■ **Problem statement**: Please return every line of the records below that holds the word "page".

■ **Recorded data**:
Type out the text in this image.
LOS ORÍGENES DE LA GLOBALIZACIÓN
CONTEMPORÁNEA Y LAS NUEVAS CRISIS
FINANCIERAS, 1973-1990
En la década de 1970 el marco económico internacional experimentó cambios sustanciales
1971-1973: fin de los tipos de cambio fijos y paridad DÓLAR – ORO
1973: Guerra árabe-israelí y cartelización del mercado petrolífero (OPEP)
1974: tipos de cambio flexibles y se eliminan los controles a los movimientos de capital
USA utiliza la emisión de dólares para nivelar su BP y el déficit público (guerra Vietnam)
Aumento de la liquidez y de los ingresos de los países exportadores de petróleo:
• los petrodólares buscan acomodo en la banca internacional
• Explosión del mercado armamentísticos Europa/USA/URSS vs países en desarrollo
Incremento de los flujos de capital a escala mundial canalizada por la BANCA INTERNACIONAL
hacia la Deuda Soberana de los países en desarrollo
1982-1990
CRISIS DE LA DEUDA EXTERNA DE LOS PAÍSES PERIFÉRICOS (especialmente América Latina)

---

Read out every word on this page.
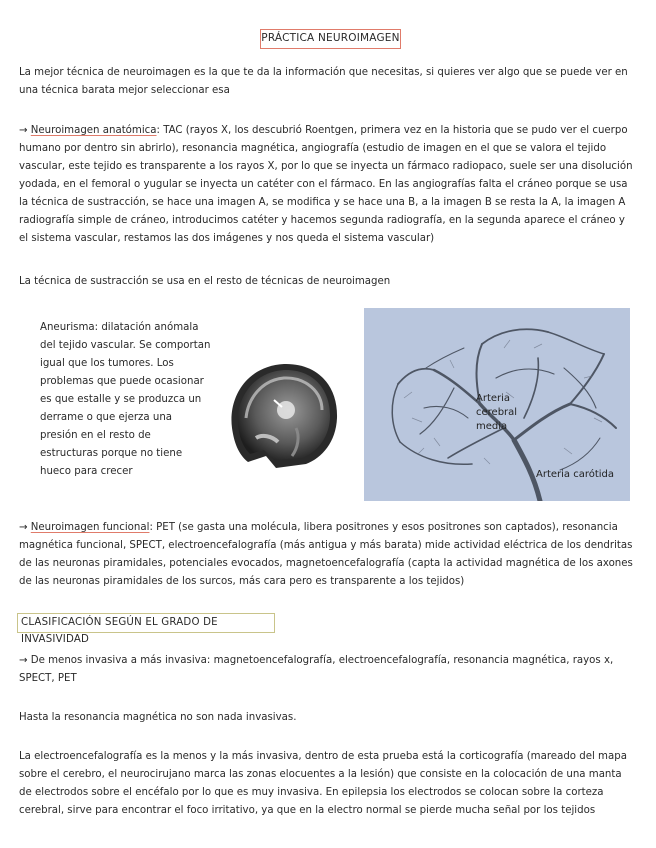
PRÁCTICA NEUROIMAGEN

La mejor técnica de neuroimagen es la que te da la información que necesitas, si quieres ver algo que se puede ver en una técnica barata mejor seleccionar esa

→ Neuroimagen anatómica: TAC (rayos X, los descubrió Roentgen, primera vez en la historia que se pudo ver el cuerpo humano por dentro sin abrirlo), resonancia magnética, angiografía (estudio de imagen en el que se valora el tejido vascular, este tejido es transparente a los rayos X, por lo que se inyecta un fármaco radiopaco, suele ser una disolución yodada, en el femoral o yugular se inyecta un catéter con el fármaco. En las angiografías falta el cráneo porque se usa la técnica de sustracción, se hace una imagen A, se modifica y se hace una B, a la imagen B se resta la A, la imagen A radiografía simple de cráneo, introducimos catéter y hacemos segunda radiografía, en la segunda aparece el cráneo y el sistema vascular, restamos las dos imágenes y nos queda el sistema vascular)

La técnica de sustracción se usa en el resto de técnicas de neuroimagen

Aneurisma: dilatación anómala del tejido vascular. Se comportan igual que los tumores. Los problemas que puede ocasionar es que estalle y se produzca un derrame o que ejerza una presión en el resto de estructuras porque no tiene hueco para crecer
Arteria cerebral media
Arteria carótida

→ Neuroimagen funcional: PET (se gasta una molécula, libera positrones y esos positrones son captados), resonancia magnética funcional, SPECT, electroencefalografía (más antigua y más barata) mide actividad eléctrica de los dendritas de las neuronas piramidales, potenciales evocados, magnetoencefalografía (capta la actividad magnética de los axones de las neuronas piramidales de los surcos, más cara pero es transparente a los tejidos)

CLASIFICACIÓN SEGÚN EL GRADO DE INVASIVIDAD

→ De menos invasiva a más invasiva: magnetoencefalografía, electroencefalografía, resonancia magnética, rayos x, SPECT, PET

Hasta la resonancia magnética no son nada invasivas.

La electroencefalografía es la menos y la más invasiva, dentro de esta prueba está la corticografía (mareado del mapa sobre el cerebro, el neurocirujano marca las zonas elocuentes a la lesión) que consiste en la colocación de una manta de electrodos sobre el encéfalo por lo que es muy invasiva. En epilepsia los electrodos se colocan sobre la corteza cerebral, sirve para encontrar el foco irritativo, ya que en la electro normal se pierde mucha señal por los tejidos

---

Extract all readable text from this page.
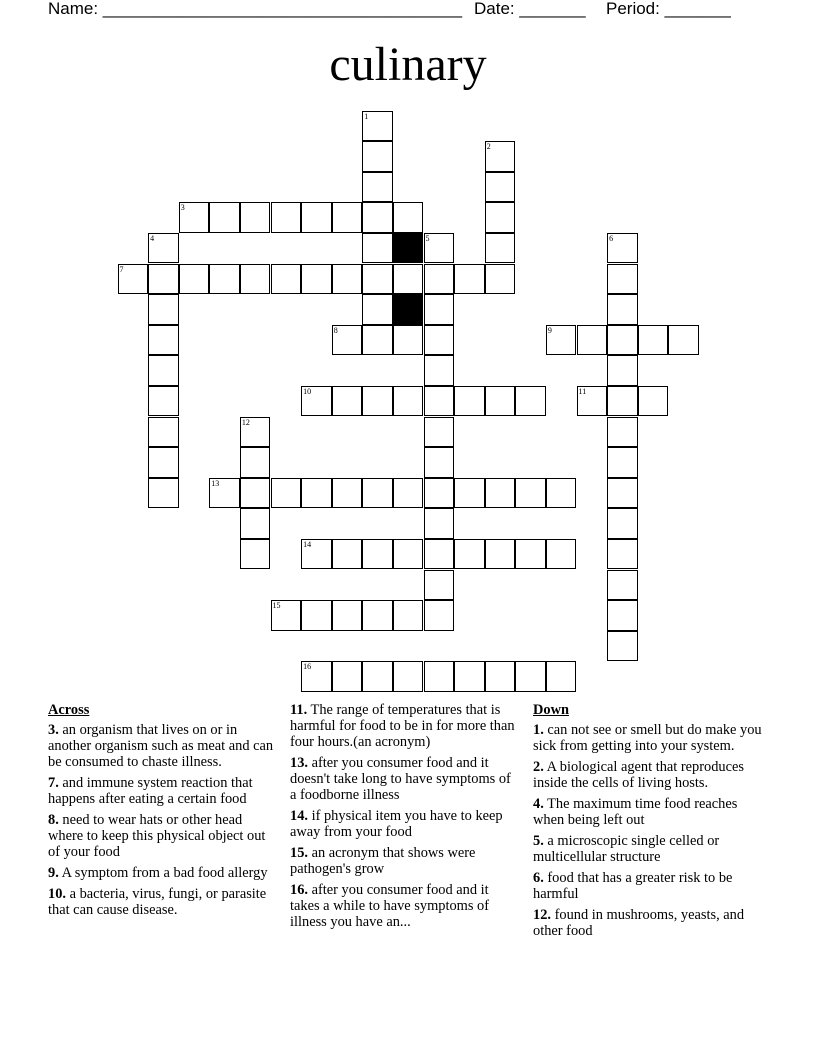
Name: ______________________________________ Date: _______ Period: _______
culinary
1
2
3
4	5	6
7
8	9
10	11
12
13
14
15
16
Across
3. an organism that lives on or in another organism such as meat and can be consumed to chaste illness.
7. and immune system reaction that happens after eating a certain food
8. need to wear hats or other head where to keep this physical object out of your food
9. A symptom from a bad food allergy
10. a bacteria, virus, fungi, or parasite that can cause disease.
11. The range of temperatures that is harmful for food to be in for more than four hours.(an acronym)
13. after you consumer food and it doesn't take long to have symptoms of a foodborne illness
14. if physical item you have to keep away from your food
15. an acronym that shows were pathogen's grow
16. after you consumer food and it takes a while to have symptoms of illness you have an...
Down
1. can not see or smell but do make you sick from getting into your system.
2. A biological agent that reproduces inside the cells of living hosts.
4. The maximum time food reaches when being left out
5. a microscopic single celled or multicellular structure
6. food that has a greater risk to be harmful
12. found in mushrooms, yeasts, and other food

■ **Written solution**:
Read out every word on this page.
Extract all readable text from this page.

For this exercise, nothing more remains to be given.